(Figure record listings)

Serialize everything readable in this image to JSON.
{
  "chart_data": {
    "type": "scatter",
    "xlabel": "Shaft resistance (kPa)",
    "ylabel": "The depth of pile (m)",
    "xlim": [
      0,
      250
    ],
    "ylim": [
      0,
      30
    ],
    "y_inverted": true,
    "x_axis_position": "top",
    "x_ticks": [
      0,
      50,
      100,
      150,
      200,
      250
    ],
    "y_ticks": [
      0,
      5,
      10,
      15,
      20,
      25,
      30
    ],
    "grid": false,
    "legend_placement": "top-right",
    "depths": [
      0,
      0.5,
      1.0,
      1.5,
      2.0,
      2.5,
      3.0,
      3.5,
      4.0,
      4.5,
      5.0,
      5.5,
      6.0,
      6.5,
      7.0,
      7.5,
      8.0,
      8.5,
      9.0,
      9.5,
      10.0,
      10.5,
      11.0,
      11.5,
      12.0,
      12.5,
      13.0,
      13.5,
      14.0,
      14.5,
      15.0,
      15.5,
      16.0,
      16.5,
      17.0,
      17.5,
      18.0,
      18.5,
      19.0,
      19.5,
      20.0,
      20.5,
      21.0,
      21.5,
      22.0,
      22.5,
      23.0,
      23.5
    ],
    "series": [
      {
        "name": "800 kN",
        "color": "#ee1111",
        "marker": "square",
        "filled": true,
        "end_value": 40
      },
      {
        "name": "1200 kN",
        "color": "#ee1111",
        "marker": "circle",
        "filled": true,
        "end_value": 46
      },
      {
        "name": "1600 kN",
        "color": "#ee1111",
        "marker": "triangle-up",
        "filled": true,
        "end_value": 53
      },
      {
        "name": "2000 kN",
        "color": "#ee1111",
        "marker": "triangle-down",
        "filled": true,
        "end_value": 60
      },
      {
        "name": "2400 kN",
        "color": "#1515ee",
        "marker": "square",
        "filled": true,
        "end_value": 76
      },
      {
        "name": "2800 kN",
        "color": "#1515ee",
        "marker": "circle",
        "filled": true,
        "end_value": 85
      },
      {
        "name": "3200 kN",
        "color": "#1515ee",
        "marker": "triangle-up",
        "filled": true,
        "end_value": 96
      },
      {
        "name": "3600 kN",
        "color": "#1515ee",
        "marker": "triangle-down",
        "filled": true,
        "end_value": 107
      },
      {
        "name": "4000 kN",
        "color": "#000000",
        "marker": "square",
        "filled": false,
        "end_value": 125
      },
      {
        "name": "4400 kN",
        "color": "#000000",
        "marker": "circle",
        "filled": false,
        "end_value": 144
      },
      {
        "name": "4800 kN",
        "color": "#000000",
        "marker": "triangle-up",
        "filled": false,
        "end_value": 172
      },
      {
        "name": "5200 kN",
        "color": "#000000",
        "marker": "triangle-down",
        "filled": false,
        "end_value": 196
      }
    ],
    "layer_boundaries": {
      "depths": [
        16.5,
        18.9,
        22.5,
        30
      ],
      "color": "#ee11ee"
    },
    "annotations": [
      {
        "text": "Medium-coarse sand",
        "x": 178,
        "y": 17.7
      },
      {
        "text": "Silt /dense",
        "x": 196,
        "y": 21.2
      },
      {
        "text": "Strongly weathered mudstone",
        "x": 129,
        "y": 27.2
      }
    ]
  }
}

...

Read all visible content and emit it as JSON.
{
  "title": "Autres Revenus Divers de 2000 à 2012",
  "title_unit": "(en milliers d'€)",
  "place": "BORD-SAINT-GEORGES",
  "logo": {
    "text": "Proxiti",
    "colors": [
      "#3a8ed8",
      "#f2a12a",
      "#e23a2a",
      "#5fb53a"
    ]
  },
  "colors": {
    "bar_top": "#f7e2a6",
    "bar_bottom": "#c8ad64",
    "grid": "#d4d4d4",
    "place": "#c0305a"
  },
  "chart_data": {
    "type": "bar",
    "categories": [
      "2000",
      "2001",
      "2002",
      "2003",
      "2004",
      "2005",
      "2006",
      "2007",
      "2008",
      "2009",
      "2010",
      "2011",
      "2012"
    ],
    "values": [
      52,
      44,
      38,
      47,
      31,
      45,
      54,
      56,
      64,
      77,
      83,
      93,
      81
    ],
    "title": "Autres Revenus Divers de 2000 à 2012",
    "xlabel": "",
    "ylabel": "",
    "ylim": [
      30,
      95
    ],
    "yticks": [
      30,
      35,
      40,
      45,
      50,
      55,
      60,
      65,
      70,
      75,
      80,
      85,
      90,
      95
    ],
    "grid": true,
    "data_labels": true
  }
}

* * *

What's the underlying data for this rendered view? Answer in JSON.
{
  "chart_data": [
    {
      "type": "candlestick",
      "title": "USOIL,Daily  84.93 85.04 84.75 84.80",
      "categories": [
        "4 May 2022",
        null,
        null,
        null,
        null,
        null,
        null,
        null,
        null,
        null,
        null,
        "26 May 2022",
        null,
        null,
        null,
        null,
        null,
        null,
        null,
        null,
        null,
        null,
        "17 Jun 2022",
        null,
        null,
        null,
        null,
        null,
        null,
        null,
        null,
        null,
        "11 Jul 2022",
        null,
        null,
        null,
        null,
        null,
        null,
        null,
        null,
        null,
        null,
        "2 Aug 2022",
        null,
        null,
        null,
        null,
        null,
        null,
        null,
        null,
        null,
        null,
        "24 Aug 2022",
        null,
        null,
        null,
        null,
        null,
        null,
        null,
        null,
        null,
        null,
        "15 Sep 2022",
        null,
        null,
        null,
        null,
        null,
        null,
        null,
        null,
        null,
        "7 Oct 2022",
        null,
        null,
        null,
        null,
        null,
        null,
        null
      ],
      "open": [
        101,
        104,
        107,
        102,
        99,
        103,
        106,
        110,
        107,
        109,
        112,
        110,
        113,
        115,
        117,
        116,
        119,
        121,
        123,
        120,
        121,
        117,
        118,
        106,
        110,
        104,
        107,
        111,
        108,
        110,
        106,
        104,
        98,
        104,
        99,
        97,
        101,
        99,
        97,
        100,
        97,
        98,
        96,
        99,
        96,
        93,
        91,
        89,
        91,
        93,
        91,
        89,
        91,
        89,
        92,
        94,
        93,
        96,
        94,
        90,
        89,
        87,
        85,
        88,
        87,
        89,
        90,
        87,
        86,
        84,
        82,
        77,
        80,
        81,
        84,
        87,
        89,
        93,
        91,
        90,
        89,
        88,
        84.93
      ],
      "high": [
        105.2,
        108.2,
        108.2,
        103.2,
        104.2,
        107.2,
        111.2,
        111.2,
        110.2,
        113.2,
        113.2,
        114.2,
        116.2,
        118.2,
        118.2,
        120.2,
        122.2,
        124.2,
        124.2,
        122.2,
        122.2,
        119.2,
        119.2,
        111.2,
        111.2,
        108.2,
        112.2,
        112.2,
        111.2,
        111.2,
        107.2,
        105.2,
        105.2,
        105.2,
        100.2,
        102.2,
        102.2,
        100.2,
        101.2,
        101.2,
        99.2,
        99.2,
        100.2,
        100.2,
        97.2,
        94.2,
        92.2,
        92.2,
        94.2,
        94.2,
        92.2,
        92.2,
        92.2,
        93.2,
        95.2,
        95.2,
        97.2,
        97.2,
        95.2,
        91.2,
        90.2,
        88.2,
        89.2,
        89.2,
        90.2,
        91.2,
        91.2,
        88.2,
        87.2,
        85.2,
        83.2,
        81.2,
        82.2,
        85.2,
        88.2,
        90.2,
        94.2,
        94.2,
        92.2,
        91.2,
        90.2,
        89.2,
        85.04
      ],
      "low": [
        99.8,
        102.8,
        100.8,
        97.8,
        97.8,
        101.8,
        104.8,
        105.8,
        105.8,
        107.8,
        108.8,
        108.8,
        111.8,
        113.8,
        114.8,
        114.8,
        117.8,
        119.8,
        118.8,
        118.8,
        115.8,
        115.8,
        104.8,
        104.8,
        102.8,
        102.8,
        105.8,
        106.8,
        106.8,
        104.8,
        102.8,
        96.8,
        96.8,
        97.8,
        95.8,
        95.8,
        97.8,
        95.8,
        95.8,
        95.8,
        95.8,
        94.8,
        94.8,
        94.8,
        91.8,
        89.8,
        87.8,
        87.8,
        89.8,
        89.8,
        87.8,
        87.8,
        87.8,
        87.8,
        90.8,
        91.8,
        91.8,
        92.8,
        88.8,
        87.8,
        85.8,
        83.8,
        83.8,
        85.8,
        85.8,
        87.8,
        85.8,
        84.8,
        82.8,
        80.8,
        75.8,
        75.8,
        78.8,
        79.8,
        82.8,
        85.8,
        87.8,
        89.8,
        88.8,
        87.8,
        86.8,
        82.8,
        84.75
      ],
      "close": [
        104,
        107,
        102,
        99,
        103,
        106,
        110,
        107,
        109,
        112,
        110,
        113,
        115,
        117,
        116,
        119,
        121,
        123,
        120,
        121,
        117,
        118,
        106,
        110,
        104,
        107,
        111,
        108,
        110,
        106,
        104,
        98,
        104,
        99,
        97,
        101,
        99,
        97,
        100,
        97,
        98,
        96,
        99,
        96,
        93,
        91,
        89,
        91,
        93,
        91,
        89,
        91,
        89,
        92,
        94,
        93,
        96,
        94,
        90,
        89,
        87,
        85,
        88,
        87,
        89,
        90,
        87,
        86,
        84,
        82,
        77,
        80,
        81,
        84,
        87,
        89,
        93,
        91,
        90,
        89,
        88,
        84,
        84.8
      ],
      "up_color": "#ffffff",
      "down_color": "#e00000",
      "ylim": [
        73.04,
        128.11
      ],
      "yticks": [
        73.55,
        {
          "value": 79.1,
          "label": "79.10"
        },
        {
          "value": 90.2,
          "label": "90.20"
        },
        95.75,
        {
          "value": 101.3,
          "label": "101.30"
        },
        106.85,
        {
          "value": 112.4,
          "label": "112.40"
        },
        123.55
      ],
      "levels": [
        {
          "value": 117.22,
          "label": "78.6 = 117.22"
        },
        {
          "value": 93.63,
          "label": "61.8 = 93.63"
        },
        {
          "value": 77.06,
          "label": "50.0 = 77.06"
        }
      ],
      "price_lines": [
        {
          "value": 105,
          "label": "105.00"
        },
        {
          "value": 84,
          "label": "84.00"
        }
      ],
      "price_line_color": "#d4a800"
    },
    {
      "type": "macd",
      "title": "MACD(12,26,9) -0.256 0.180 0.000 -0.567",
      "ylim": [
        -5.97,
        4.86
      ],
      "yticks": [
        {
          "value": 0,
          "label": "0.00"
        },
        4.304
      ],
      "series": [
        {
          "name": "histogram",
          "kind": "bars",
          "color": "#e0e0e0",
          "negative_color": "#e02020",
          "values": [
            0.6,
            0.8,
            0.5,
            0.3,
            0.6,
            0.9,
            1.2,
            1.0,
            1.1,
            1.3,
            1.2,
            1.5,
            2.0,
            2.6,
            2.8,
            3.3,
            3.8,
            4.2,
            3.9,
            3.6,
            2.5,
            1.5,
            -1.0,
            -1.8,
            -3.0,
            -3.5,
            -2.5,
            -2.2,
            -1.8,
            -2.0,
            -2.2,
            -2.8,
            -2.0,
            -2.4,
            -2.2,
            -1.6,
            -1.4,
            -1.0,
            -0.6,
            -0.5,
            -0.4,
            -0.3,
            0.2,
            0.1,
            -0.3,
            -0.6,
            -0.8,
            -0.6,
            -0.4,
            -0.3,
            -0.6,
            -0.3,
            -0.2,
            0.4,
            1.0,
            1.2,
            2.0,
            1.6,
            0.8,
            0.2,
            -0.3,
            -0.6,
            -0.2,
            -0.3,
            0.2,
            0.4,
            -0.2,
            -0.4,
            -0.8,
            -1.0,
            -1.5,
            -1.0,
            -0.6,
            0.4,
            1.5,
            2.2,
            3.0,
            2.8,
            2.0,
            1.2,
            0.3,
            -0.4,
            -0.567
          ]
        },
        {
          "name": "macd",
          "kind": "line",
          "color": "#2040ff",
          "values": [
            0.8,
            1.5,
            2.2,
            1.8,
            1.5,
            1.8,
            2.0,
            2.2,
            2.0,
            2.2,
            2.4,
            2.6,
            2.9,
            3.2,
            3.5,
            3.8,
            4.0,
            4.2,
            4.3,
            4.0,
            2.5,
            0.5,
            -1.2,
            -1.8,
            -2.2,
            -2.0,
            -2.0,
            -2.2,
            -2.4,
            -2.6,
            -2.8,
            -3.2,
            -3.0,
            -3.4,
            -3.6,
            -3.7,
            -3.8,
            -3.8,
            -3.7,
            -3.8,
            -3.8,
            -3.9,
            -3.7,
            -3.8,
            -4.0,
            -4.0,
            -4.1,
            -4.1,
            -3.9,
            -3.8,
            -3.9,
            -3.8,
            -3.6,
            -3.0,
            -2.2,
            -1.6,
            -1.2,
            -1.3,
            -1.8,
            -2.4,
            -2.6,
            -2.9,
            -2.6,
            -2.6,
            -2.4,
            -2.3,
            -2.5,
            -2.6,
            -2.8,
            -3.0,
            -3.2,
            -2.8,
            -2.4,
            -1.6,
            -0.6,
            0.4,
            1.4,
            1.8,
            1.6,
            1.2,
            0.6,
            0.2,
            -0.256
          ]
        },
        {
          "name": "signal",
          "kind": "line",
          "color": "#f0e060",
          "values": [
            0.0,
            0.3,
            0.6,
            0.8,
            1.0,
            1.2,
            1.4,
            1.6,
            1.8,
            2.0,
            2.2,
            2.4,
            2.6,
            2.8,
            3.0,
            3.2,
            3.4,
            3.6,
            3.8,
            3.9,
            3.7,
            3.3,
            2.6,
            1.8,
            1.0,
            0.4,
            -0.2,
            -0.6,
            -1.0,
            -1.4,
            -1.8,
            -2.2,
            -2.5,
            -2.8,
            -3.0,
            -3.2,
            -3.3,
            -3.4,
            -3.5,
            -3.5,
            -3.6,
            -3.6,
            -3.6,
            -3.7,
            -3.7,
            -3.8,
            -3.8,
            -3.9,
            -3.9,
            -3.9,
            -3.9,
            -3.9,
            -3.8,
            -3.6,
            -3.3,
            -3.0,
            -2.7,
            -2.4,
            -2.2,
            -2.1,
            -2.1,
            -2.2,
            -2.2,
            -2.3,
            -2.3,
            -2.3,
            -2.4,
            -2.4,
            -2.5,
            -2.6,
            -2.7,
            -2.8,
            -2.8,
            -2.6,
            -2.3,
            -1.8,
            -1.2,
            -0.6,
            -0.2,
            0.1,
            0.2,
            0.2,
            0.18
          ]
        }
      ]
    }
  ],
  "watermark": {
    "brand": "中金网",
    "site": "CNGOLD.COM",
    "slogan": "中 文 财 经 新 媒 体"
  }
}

OBJECTIVE: Point out every line holding the string "Autres" and copy it.

SOLUTION FOR THIS PROBLEM:
  "title": "Autres Revenus Divers de 2000 à 2012",
    "title": "Autres Revenus Divers de 2000 à 2012",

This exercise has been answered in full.